▶ [LISTED ENTRIES]
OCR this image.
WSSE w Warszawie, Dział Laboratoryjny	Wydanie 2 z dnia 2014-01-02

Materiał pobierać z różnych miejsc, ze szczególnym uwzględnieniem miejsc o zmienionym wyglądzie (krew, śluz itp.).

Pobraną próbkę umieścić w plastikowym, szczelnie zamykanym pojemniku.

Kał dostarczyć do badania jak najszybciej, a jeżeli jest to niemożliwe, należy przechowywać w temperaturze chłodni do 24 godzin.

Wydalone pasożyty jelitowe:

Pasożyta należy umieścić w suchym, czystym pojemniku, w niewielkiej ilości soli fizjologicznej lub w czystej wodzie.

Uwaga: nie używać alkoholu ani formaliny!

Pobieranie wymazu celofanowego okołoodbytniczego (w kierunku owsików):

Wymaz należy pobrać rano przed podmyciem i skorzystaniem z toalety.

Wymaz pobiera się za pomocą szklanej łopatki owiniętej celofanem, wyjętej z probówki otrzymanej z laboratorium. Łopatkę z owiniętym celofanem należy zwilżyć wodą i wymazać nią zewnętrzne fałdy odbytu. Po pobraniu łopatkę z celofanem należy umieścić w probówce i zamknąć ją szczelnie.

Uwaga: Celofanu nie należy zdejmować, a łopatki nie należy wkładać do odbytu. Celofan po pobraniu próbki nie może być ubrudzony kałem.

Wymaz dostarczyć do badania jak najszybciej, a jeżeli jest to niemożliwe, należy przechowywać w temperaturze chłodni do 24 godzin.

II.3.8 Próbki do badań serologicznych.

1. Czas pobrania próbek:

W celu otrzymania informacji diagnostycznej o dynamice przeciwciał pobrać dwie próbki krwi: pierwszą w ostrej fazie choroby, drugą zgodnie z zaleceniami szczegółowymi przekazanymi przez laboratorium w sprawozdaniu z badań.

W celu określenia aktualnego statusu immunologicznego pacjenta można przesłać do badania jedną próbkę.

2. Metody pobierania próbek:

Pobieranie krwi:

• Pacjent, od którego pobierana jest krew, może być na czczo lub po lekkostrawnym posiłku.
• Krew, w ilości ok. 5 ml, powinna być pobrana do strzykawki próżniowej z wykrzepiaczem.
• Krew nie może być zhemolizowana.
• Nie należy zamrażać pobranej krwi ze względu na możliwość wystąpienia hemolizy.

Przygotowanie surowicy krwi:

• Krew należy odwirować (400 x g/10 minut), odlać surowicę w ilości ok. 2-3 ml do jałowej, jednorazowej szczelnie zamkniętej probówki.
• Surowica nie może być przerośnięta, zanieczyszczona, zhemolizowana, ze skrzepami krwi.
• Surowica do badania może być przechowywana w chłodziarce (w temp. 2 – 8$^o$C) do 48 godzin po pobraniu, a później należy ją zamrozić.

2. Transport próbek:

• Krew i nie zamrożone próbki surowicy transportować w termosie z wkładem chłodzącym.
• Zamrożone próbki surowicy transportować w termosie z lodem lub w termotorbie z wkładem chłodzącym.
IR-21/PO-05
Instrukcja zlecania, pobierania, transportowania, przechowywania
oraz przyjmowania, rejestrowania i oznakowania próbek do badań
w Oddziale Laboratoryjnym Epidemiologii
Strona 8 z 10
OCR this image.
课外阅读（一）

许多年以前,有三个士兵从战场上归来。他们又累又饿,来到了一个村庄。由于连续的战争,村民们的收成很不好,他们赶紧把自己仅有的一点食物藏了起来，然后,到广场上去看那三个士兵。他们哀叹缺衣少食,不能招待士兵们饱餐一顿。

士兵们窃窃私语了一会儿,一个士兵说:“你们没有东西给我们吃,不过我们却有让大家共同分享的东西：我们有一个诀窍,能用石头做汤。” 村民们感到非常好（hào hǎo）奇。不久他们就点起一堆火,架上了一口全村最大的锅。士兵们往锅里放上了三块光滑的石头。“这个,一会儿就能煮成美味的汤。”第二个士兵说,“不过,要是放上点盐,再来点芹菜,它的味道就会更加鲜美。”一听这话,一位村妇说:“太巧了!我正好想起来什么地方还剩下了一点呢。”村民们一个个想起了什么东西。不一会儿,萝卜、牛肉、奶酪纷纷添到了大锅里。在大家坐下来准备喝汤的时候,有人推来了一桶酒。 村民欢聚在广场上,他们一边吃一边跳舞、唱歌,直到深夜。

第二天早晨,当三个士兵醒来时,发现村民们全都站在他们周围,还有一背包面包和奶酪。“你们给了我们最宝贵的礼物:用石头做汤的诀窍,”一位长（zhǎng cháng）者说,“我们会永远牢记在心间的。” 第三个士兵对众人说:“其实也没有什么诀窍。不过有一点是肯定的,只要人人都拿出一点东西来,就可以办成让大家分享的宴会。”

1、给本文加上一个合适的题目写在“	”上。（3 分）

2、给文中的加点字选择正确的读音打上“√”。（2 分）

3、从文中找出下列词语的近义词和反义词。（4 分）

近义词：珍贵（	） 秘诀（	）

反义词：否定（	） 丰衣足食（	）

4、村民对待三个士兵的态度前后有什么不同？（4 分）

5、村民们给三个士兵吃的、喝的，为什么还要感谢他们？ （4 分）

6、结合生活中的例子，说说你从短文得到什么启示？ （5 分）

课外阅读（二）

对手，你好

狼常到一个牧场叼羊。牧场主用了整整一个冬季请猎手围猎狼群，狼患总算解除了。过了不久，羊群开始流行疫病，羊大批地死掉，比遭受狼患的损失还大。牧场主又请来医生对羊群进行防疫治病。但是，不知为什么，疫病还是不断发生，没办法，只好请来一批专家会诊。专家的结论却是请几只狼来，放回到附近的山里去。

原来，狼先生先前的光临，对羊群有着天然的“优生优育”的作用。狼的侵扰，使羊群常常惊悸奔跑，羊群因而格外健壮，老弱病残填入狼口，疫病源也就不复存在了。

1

▶ [AIM OF THE EXERCISE] Your task is to output all of the data above word for word.

▶ [RESPONSE TO THIS EXERCISE]
OCR this image.
WSSE w Warszawie, Dział Laboratoryjny	Wydanie 2 z dnia 2014-01-02

Materiał pobierać z różnych miejsc, ze szczególnym uwzględnieniem miejsc o zmienionym wyglądzie (krew, śluz itp.).

Pobraną próbkę umieścić w plastikowym, szczelnie zamykanym pojemniku.

Kał dostarczyć do badania jak najszybciej, a jeżeli jest to niemożliwe, należy przechowywać w temperaturze chłodni do 24 godzin.

Wydalone pasożyty jelitowe:

Pasożyta należy umieścić w suchym, czystym pojemniku, w niewielkiej ilości soli fizjologicznej lub w czystej wodzie.

Uwaga: nie używać alkoholu ani formaliny!

Pobieranie wymazu celofanowego okołoodbytniczego (w kierunku owsików):

Wymaz należy pobrać rano przed podmyciem i skorzystaniem z toalety.

Wymaz pobiera się za pomocą szklanej łopatki owiniętej celofanem, wyjętej z probówki otrzymanej z laboratorium. Łopatkę z owiniętym celofanem należy zwilżyć wodą i wymazać nią zewnętrzne fałdy odbytu. Po pobraniu łopatkę z celofanem należy umieścić w probówce i zamknąć ją szczelnie.

Uwaga: Celofanu nie należy zdejmować, a łopatki nie należy wkładać do odbytu. Celofan po pobraniu próbki nie może być ubrudzony kałem.

Wymaz dostarczyć do badania jak najszybciej, a jeżeli jest to niemożliwe, należy przechowywać w temperaturze chłodni do 24 godzin.

II.3.8 Próbki do badań serologicznych.

1. Czas pobrania próbek:

W celu otrzymania informacji diagnostycznej o dynamice przeciwciał pobrać dwie próbki krwi: pierwszą w ostrej fazie choroby, drugą zgodnie z zaleceniami szczegółowymi przekazanymi przez laboratorium w sprawozdaniu z badań.

W celu określenia aktualnego statusu immunologicznego pacjenta można przesłać do badania jedną próbkę.

2. Metody pobierania próbek:

Pobieranie krwi:

• Pacjent, od którego pobierana jest krew, może być na czczo lub po lekkostrawnym posiłku.
• Krew, w ilości ok. 5 ml, powinna być pobrana do strzykawki próżniowej z wykrzepiaczem.
• Krew nie może być zhemolizowana.
• Nie należy zamrażać pobranej krwi ze względu na możliwość wystąpienia hemolizy.

Przygotowanie surowicy krwi:

• Krew należy odwirować (400 x g/10 minut), odlać surowicę w ilości ok. 2-3 ml do jałowej, jednorazowej szczelnie zamkniętej probówki.
• Surowica nie może być przerośnięta, zanieczyszczona, zhemolizowana, ze skrzepami krwi.
• Surowica do badania może być przechowywana w chłodziarce (w temp. 2 – 8$^o$C) do 48 godzin po pobraniu, a później należy ją zamrozić.

2. Transport próbek:

• Krew i nie zamrożone próbki surowicy transportować w termosie z wkładem chłodzącym.
• Zamrożone próbki surowicy transportować w termosie z lodem lub w termotorbie z wkładem chłodzącym.
IR-21/PO-05
Instrukcja zlecania, pobierania, transportowania, przechowywania
oraz przyjmowania, rejestrowania i oznakowania próbek do badań
w Oddziale Laboratoryjnym Epidemiologii
Strona 8 z 10
OCR this image.
课外阅读（一）

许多年以前,有三个士兵从战场上归来。他们又累又饿,来到了一个村庄。由于连续的战争,村民们的收成很不好,他们赶紧把自己仅有的一点食物藏了起来，然后,到广场上去看那三个士兵。他们哀叹缺衣少食,不能招待士兵们饱餐一顿。

士兵们窃窃私语了一会儿,一个士兵说:“你们没有东西给我们吃,不过我们却有让大家共同分享的东西：我们有一个诀窍,能用石头做汤。” 村民们感到非常好（hào hǎo）奇。不久他们就点起一堆火,架上了一口全村最大的锅。士兵们往锅里放上了三块光滑的石头。“这个,一会儿就能煮成美味的汤。”第二个士兵说,“不过,要是放上点盐,再来点芹菜,它的味道就会更加鲜美。”一听这话,一位村妇说:“太巧了!我正好想起来什么地方还剩下了一点呢。”村民们一个个想起了什么东西。不一会儿,萝卜、牛肉、奶酪纷纷添到了大锅里。在大家坐下来准备喝汤的时候,有人推来了一桶酒。 村民欢聚在广场上,他们一边吃一边跳舞、唱歌,直到深夜。

第二天早晨,当三个士兵醒来时,发现村民们全都站在他们周围,还有一背包面包和奶酪。“你们给了我们最宝贵的礼物:用石头做汤的诀窍,”一位长（zhǎng cháng）者说,“我们会永远牢记在心间的。” 第三个士兵对众人说:“其实也没有什么诀窍。不过有一点是肯定的,只要人人都拿出一点东西来,就可以办成让大家分享的宴会。”

1、给本文加上一个合适的题目写在“	”上。（3 分）

2、给文中的加点字选择正确的读音打上“√”。（2 分）

3、从文中找出下列词语的近义词和反义词。（4 分）

近义词：珍贵（	） 秘诀（	）

反义词：否定（	） 丰衣足食（	）

4、村民对待三个士兵的态度前后有什么不同？（4 分）

5、村民们给三个士兵吃的、喝的，为什么还要感谢他们？ （4 分）

6、结合生活中的例子，说说你从短文得到什么启示？ （5 分）

课外阅读（二）

对手，你好

狼常到一个牧场叼羊。牧场主用了整整一个冬季请猎手围猎狼群，狼患总算解除了。过了不久，羊群开始流行疫病，羊大批地死掉，比遭受狼患的损失还大。牧场主又请来医生对羊群进行防疫治病。但是，不知为什么，疫病还是不断发生，没办法，只好请来一批专家会诊。专家的结论却是请几只狼来，放回到附近的山里去。

原来，狼先生先前的光临，对羊群有着天然的“优生优育”的作用。狼的侵扰，使羊群常常惊悸奔跑，羊群因而格外健壮，老弱病残填入狼口，疫病源也就不复存在了。

1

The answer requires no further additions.